*ACTIVITIES*.
• 1. Please summarize the text on the May jobs report in two sentences.
• 2. Name the kinds of businesses that the text on the May jobs report says are scrambling to boost headcount to meet demand.

*TEXT PROVIDED*.
BEGIN

Wanted

The May jobs report reveals a super-tight labor market for boomerang companies and a slowing one for others — and that might not be bad

Snacks / Friday, June 03, 2022
The job market diverges (Joe Raedle/Getty Images)
The job market diverges (Joe Raedle/Getty Images)

More hyped than “Stranger Things”... at least by economists. Friday's monthly jobs report, aka: America's “Labor 101” report card, came at a critical time for the economy. The results: the booming job market cooled slightly in May. Key word: slightly.

  • Job growth was stronger than expected, but eased. The US added 390K payrolls, the lowest since April 2021. Usually this number is enough to indicate the labor market's health. This time, not so much, since the problem isn’t demand for workers — it’s supply.
  • Labor-force participation, perhaps more telling, nudged up to 62.3% — a sign Americans are slowly returning to work. Even though job openings dropped by 455K in April, there’s still 5M+ more open roles than available workers.
  • Wage growth ticked down, rising 5.2% from a year earlier but still twice the rate that earnings were rising pre-pandemic, as companies bump pay to compete.

A tale of two markets... Unemployment stayed at a pandemic low of 3.6%, and rebounding sectors like hospitality can't hire fast enough. The paradox: sectors that thrived mid-pandemic are slowing hiring and cutting jobs to shave costs.

  • We're hiring: Airlines, restaurants, hotels, and retailers are scrambling to boost headcount to meet demand — and have cut growth plans because they can’t. American Airlines has hired 16K employees this year and is still struggling to fill positions. Small businesses have been forced to slash hours and services.

END

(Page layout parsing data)

BEGIN

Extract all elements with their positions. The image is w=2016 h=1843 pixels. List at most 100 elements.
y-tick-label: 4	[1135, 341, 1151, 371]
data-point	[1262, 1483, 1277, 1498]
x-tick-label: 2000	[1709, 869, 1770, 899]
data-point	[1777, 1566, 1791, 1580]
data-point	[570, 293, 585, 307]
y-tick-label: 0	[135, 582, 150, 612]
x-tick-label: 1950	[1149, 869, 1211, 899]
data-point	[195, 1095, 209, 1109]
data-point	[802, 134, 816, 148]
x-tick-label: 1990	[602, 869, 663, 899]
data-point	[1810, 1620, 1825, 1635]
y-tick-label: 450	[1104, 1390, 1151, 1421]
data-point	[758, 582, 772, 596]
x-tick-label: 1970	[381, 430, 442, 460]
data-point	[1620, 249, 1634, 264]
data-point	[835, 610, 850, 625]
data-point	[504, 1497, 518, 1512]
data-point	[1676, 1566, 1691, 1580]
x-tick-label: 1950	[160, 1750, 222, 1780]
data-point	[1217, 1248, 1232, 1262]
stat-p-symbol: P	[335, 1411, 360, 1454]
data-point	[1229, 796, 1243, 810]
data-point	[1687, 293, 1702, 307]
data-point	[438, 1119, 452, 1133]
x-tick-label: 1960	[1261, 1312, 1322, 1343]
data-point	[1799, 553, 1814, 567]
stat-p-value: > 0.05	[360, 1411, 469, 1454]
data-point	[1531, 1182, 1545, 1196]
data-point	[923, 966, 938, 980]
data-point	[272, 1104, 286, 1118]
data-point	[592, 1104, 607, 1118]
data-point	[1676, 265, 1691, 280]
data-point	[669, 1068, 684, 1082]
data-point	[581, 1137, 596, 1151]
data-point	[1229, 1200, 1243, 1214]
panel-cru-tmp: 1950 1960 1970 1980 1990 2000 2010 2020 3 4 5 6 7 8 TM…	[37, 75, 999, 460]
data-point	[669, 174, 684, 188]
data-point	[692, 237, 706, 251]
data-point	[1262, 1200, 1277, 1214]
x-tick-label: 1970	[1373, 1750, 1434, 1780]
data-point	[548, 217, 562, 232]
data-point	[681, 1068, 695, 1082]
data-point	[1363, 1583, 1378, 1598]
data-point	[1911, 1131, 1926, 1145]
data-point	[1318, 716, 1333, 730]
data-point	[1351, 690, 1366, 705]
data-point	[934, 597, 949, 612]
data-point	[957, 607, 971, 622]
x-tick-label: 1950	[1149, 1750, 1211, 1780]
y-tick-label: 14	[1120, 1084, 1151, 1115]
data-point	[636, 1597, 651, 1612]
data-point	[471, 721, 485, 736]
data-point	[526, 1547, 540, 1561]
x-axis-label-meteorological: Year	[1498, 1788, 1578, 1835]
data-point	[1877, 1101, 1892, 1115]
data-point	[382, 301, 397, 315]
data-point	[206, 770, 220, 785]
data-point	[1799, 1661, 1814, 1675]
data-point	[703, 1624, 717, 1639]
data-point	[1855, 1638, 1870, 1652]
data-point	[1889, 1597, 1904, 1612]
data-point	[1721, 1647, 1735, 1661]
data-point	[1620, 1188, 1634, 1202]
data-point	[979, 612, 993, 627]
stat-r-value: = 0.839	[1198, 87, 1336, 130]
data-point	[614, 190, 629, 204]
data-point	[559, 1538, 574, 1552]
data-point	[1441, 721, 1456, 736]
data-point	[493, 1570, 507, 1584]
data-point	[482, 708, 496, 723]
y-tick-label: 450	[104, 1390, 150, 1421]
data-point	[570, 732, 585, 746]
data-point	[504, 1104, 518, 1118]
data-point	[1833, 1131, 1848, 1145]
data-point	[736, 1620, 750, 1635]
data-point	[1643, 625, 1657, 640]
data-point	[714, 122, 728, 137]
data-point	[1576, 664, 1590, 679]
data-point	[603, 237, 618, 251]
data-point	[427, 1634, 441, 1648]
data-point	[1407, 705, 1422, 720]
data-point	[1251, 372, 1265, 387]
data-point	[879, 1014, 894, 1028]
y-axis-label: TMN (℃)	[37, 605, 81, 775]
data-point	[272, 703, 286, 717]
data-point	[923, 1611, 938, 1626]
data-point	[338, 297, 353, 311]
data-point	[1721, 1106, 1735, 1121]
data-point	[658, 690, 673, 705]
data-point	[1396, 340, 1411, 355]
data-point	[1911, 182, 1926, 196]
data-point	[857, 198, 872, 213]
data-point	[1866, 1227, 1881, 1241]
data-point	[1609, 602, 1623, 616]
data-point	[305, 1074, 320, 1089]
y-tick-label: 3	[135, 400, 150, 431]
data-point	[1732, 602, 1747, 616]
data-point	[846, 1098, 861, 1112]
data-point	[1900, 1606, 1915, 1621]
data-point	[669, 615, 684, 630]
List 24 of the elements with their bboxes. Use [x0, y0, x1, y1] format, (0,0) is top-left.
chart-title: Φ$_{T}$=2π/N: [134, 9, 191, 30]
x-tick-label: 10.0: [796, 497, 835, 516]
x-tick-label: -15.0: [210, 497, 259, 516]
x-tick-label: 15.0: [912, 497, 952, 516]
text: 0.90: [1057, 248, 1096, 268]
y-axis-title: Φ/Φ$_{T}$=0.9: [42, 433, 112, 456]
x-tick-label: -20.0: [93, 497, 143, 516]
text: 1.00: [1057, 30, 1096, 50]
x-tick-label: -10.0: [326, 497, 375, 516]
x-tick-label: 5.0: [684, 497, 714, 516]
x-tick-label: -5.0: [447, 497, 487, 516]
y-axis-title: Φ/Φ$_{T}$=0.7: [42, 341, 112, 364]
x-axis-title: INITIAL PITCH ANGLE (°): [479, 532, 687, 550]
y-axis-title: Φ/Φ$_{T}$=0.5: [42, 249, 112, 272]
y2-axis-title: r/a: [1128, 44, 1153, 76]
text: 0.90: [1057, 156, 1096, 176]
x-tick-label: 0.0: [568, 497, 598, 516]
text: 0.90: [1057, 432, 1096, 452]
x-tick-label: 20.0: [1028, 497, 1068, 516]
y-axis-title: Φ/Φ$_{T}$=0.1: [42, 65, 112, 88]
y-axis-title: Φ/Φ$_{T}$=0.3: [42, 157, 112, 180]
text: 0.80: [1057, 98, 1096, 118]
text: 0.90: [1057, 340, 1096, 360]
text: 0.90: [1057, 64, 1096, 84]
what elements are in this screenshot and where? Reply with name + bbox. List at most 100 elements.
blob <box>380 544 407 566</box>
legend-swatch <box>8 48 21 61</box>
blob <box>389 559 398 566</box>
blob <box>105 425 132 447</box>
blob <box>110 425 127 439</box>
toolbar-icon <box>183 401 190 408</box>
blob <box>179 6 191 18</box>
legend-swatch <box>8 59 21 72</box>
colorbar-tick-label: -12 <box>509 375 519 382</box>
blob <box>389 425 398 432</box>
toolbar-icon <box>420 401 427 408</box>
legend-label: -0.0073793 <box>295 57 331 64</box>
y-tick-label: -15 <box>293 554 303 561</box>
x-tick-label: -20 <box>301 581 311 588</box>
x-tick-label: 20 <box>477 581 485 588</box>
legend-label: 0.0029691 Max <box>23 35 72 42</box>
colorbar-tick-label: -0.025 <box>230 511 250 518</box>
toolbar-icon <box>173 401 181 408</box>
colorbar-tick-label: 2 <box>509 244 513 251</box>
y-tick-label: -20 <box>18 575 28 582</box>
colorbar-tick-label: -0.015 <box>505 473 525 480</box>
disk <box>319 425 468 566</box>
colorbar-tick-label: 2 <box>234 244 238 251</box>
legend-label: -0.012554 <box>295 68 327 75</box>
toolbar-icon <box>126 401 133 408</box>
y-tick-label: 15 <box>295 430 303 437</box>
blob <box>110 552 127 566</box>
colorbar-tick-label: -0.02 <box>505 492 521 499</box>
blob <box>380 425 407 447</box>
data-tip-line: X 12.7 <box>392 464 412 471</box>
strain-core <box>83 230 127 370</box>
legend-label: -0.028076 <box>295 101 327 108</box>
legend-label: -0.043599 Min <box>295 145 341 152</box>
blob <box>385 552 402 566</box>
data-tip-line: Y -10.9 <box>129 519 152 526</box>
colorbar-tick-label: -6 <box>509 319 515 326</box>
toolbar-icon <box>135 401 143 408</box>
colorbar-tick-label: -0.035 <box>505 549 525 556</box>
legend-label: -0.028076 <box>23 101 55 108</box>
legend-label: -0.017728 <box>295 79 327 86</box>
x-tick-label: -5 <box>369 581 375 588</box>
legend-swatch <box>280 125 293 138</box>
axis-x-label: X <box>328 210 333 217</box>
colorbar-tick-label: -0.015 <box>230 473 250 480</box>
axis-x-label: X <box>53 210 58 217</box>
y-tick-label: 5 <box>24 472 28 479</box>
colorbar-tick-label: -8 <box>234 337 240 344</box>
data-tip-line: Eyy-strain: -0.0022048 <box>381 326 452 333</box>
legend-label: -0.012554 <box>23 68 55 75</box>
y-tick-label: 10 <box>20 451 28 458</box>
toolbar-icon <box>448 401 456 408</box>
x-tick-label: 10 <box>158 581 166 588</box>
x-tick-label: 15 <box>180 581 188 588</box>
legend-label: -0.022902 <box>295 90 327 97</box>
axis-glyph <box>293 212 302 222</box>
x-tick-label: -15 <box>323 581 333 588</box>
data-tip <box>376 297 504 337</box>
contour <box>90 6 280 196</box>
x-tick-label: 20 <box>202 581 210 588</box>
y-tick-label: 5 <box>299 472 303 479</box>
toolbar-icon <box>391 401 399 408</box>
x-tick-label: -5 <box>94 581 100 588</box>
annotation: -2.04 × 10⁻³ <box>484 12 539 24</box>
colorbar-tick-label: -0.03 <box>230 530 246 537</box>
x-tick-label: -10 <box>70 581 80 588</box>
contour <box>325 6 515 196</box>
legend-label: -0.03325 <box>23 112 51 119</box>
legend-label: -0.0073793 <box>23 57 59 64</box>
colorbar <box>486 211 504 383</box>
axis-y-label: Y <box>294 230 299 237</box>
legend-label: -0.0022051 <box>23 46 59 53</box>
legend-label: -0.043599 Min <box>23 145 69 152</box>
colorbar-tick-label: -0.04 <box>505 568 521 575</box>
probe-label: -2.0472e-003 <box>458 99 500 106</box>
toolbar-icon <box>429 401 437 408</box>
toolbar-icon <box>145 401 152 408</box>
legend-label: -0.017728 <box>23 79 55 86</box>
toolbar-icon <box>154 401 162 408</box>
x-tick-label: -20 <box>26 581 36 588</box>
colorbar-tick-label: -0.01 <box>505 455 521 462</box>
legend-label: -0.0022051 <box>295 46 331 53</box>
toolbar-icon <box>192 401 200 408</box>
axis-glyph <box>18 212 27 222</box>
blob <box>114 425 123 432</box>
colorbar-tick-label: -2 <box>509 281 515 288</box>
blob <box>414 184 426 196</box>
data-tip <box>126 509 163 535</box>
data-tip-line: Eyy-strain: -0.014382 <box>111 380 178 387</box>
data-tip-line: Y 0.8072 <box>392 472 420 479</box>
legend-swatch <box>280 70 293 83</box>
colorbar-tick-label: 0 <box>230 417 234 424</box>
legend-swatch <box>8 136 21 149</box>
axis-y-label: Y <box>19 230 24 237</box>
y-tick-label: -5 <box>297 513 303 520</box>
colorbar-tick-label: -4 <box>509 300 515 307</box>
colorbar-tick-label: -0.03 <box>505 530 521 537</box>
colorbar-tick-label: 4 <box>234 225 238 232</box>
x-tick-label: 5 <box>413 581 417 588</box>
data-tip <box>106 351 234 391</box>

END

*RESULTS BY TASK*.
• 1. The May jobs report showed the booming job market cooling slightly, with the US adding 390K payrolls (the lowest since April 2021), labor-force participation nudging up to 62.3%, and wage growth ticking down to a 5.2% rise from a year earlier. Unemployment stayed at a pandemic low of 3.6%, and while rebounding sectors like hospitality can't hire fast enough, sectors that thrived mid-pandemic are slowing hiring and cutting jobs to shave costs.

• 2. Airlines, restaurants, hotels, and retailers.